Input rows

────────

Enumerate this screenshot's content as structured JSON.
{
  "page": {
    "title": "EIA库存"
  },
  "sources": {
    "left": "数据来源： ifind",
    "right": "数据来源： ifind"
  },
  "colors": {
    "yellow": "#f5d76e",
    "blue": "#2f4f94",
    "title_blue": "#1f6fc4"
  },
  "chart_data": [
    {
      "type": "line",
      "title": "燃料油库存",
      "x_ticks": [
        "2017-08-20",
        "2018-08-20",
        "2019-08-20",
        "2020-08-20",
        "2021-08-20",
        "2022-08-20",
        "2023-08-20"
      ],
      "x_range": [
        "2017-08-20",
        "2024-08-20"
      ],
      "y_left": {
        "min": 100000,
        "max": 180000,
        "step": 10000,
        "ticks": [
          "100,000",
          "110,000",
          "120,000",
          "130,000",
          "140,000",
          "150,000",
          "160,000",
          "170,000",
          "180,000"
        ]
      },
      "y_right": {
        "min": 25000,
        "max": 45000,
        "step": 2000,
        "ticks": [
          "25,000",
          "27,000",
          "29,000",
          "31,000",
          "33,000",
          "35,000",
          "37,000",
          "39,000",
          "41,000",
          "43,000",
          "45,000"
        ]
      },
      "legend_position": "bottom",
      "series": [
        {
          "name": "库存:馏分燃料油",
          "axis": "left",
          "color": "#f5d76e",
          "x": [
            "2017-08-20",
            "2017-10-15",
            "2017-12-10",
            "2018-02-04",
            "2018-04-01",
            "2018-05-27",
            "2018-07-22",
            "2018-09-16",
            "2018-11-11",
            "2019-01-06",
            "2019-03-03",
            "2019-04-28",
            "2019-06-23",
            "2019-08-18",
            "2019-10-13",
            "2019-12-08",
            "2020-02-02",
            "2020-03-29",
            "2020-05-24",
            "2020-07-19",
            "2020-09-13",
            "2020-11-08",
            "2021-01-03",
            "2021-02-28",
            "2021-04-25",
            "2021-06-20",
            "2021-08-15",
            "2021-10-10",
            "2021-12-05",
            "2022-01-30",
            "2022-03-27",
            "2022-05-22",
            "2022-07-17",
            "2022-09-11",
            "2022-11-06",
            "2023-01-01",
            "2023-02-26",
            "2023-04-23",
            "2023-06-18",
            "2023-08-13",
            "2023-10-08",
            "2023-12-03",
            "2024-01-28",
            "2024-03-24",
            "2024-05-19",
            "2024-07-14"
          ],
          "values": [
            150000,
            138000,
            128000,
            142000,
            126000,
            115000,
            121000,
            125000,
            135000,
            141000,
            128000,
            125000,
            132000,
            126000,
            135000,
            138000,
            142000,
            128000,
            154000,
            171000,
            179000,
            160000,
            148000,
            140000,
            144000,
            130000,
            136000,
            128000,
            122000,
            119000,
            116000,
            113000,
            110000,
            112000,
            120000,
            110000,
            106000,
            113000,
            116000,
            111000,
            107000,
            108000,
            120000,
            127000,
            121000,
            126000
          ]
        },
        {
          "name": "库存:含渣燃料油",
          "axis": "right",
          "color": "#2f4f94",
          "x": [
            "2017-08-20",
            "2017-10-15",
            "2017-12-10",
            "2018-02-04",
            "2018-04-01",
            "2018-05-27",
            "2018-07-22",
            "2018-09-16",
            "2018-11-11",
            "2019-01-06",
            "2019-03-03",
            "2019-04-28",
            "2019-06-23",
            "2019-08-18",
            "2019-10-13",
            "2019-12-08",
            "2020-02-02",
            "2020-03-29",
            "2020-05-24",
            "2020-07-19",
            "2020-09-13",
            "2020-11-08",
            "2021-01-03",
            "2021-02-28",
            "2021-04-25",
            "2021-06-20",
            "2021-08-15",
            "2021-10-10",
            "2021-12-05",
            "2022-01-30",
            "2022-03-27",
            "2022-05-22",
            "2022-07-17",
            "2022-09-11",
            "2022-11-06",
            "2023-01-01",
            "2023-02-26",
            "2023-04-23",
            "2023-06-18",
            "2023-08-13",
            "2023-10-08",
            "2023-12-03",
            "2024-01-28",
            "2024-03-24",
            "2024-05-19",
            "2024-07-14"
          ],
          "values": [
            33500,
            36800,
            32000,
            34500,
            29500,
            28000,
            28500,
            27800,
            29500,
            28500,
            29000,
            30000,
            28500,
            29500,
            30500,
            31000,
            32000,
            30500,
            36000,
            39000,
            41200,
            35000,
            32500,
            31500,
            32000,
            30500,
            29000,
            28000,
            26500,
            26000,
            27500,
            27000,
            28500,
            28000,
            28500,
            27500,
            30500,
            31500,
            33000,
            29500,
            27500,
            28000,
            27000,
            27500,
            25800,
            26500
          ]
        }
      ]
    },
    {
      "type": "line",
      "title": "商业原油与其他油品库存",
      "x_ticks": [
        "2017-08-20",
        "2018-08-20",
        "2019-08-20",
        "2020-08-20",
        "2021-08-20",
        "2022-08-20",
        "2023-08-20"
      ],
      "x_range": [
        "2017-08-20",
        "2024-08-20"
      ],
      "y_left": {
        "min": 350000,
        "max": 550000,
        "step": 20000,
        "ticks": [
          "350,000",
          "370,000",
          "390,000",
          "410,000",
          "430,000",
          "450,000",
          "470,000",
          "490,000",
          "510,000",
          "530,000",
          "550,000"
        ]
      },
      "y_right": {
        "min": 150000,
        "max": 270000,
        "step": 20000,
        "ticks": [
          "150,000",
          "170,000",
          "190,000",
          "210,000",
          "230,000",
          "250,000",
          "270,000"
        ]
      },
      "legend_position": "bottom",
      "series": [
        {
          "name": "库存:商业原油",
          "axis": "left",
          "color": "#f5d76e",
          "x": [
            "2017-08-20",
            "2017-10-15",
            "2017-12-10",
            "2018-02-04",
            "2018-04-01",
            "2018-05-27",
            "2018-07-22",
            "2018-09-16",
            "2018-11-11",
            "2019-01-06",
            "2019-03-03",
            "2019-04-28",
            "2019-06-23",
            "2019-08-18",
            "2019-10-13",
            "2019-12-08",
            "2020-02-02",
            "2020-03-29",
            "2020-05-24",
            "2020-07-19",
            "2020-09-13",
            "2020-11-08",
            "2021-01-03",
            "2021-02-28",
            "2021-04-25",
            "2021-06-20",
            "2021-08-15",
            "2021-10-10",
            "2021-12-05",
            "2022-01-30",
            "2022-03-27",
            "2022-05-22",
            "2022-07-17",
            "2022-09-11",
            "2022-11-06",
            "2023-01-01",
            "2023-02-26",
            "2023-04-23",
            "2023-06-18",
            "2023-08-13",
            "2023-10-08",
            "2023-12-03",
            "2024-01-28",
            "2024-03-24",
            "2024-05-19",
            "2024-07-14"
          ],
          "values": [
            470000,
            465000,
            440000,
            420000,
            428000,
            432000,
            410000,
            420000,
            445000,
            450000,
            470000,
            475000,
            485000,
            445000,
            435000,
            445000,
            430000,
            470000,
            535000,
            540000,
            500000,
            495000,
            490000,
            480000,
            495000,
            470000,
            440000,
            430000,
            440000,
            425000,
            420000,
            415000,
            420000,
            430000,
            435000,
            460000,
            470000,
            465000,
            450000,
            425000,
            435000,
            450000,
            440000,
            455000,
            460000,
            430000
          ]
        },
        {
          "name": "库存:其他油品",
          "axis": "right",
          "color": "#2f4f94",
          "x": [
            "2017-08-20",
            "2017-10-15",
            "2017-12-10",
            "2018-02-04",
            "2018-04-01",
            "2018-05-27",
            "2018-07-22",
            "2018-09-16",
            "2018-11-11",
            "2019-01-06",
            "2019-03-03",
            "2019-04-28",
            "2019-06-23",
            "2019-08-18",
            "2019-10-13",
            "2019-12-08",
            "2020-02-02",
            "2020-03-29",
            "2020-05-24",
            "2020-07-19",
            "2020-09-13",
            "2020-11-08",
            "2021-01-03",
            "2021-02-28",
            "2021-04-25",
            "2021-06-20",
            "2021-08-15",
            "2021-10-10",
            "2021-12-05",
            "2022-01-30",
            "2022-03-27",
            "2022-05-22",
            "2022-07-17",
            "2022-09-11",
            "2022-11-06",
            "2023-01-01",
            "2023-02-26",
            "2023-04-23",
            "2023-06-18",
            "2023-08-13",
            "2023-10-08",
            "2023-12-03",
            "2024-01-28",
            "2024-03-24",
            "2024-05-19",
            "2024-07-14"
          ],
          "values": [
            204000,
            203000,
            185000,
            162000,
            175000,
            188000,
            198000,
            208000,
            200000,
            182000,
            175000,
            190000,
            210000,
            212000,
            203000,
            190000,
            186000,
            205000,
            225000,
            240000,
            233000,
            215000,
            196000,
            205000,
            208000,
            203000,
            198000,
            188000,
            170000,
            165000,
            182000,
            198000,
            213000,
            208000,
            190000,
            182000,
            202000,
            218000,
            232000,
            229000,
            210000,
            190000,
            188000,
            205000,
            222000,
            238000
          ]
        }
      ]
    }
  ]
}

────────

Exercise details
Each line in the entries above that includes the string "name" should be extracted.

Expected output
          "name": "库存:馏分燃料油",
          "name": "库存:含渣燃料油",
          "name": "库存:商业原油",
          "name": "库存:其他油品",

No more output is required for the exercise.